WRITTEN INSTRUCTION
Using the data below, gather each line that includes the word "միջտնտեսային".

Dataset items
- - - -
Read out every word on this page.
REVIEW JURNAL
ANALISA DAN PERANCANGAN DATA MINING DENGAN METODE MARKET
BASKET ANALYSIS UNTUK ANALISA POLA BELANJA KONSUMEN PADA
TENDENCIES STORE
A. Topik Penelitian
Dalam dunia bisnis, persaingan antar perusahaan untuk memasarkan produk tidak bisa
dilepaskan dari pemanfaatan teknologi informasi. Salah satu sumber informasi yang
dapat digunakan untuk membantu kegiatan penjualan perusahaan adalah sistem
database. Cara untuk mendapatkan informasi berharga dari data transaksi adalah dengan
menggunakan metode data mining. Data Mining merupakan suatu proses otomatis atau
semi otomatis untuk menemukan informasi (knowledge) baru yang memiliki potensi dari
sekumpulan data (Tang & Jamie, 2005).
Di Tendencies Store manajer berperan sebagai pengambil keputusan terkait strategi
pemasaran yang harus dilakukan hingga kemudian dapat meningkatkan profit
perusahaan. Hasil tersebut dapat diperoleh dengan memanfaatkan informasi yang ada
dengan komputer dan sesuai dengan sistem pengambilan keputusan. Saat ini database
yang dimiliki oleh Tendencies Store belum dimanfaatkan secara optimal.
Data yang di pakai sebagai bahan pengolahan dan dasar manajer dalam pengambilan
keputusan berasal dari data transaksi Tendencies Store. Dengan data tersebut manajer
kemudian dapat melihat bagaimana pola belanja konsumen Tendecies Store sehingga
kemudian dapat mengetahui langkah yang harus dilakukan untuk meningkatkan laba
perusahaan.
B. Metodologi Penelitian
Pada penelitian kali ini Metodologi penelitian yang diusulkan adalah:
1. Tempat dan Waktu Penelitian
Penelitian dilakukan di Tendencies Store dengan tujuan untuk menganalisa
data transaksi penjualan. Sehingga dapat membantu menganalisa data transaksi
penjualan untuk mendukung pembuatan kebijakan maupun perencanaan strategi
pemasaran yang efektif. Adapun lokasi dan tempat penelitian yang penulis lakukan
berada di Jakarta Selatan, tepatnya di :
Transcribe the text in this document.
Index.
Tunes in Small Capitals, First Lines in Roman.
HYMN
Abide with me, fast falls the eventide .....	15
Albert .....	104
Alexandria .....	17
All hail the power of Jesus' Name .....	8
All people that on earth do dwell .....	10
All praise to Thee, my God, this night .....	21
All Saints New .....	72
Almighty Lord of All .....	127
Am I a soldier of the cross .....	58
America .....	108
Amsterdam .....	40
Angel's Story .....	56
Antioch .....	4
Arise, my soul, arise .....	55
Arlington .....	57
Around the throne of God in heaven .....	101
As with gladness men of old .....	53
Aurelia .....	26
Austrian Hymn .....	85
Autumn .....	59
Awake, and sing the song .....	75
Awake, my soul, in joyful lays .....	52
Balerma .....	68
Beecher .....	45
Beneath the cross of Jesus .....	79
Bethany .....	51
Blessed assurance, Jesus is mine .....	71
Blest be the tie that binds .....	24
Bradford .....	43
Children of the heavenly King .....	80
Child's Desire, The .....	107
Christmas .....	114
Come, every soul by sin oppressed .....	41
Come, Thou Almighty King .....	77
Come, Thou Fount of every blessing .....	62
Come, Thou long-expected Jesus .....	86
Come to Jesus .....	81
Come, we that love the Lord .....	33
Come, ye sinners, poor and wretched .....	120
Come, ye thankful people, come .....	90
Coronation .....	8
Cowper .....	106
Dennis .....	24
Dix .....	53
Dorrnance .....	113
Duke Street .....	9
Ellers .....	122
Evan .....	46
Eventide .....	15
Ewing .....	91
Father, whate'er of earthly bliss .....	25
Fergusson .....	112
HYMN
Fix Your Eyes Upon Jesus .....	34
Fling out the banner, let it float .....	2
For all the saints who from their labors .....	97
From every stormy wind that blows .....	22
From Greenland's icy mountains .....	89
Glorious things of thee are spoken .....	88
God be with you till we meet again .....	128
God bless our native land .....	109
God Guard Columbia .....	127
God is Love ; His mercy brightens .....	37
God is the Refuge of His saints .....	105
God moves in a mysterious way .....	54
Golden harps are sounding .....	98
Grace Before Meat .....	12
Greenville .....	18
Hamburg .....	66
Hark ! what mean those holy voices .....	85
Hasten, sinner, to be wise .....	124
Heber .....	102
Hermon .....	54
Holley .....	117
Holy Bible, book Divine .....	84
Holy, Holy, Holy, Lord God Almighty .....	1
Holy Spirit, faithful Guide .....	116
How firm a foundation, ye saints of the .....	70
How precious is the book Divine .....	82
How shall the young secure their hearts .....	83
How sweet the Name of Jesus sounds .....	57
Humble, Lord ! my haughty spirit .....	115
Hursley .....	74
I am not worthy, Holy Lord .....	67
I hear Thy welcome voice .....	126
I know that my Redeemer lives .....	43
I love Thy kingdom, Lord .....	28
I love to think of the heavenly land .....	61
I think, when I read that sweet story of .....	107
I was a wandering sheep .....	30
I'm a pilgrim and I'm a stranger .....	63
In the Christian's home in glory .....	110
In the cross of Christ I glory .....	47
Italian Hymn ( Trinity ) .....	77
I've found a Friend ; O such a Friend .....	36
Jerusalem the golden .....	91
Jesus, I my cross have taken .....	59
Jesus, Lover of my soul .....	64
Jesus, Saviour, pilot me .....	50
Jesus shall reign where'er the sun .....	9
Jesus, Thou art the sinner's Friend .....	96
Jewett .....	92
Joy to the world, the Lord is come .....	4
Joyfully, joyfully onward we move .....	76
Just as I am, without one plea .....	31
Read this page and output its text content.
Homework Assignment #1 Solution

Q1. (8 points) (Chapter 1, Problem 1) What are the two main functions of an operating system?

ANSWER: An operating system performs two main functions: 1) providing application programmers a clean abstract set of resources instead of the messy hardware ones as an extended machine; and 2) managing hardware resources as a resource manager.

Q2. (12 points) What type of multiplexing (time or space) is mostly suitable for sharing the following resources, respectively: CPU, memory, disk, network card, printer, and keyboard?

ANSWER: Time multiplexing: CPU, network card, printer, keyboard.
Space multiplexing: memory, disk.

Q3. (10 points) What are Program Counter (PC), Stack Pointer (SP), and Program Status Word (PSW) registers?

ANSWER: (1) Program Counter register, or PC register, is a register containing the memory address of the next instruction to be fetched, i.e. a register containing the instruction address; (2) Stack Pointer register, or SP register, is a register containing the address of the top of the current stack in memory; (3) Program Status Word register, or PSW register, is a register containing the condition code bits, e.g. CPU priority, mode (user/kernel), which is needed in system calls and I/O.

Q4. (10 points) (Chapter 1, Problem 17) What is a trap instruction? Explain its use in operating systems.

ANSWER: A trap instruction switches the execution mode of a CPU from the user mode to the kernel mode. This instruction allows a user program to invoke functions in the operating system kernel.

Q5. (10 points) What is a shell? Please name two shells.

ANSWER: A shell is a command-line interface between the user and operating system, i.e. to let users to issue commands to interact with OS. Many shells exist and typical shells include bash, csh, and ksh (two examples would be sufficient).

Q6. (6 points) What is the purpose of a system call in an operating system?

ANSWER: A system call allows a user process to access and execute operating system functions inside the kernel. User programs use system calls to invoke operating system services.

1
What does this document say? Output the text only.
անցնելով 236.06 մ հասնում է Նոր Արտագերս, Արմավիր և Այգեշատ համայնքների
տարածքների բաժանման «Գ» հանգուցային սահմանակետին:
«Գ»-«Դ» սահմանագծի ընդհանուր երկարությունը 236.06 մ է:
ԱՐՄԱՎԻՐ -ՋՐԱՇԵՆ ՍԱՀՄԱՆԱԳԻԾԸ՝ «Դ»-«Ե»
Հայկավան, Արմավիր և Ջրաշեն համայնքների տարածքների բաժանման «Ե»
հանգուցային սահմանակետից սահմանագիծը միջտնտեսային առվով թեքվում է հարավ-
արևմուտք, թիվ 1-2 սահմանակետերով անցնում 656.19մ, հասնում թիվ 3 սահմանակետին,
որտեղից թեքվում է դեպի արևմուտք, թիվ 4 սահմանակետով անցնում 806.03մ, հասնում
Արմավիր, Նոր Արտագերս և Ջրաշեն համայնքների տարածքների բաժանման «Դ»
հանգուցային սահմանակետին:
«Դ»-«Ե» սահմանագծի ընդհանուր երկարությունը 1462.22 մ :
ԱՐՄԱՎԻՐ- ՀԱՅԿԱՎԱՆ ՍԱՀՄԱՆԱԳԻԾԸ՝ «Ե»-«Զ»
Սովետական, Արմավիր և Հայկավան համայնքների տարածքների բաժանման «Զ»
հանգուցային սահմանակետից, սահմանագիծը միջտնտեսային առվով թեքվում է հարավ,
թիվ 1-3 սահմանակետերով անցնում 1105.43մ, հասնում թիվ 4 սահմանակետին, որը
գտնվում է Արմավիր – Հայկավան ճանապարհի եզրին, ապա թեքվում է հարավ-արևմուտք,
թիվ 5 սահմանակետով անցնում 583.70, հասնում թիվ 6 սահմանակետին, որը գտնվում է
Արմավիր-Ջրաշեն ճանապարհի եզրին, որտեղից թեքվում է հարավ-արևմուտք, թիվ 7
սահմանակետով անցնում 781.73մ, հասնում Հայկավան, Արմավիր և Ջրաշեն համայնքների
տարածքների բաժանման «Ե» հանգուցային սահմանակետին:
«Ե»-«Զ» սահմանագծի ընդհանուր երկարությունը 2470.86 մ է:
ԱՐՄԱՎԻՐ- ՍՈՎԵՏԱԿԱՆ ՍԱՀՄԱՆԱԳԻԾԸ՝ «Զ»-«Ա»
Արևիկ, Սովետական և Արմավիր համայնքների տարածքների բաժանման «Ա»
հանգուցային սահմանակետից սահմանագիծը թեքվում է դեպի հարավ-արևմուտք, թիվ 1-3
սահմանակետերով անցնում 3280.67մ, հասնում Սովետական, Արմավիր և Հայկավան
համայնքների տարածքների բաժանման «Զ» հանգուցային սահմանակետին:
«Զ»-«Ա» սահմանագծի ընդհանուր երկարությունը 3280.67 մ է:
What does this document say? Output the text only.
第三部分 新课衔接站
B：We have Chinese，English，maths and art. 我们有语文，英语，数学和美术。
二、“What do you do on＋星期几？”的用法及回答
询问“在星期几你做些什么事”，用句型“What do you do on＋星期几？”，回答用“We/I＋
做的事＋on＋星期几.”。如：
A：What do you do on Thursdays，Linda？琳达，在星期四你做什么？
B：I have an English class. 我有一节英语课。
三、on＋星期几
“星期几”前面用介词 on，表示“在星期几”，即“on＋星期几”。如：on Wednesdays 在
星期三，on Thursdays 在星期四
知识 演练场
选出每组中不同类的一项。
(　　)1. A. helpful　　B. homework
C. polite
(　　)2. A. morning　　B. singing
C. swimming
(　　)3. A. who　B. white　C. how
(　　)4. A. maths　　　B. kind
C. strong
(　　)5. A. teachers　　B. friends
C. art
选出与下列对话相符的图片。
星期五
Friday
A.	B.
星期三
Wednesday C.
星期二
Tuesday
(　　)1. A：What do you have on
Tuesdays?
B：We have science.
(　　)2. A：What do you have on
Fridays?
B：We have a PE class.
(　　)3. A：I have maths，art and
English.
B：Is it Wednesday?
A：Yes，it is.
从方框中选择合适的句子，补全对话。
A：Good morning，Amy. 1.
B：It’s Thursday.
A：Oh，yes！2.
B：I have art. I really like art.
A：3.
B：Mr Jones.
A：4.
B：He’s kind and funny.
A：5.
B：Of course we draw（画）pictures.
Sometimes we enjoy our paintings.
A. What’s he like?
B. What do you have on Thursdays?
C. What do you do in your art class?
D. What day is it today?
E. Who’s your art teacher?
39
- - - -
FULL ANSWER
հանգուցային սահմանակետից սահմանագիծը միջտնտեսային առվով թեքվում է հարավ-
հանգուցային սահմանակետից, սահմանագիծը միջտնտեսային առվով թեքվում է հարավ,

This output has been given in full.